- Aim -
Print the data exactly as it is given, please.

- Input records -
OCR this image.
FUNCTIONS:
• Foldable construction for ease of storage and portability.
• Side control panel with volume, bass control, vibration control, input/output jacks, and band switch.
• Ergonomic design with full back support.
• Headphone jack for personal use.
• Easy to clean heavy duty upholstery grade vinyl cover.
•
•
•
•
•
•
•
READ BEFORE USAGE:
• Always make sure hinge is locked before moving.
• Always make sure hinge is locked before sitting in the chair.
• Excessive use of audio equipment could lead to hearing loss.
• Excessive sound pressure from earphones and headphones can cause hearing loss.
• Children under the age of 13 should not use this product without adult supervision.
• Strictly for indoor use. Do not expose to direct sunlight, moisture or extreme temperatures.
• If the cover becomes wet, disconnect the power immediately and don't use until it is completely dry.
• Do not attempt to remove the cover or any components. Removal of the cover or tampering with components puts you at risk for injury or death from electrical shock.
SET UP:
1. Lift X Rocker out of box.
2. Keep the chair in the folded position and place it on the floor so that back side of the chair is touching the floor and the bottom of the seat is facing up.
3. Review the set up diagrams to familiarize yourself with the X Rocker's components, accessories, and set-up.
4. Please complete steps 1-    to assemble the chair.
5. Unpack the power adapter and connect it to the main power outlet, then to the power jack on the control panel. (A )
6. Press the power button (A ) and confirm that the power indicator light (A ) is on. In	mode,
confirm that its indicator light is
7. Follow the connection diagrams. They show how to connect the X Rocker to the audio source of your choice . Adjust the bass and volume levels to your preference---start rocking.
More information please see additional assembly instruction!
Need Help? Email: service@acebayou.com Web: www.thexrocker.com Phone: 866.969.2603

- Exercise solution -
OCR this image.
FUNCTIONS:
• Foldable construction for ease of storage and portability.
• Side control panel with volume, bass control, vibration control, input/output jacks, and band switch.
• Ergonomic design with full back support.
• Headphone jack for personal use.
• Easy to clean heavy duty upholstery grade vinyl cover.
•
•
•
•
•
•
•
READ BEFORE USAGE:
• Always make sure hinge is locked before moving.
• Always make sure hinge is locked before sitting in the chair.
• Excessive use of audio equipment could lead to hearing loss.
• Excessive sound pressure from earphones and headphones can cause hearing loss.
• Children under the age of 13 should not use this product without adult supervision.
• Strictly for indoor use. Do not expose to direct sunlight, moisture or extreme temperatures.
• If the cover becomes wet, disconnect the power immediately and don't use until it is completely dry.
• Do not attempt to remove the cover or any components. Removal of the cover or tampering with components puts you at risk for injury or death from electrical shock.
SET UP:
1. Lift X Rocker out of box.
2. Keep the chair in the folded position and place it on the floor so that back side of the chair is touching the floor and the bottom of the seat is facing up.
3. Review the set up diagrams to familiarize yourself with the X Rocker's components, accessories, and set-up.
4. Please complete steps 1-    to assemble the chair.
5. Unpack the power adapter and connect it to the main power outlet, then to the power jack on the control panel. (A )
6. Press the power button (A ) and confirm that the power indicator light (A ) is on. In	mode,
confirm that its indicator light is
7. Follow the connection diagrams. They show how to connect the X Rocker to the audio source of your choice . Adjust the bass and volume levels to your preference---start rocking.
More information please see additional assembly instruction!
Need Help? Email: service@acebayou.com Web: www.thexrocker.com Phone: 866.969.2603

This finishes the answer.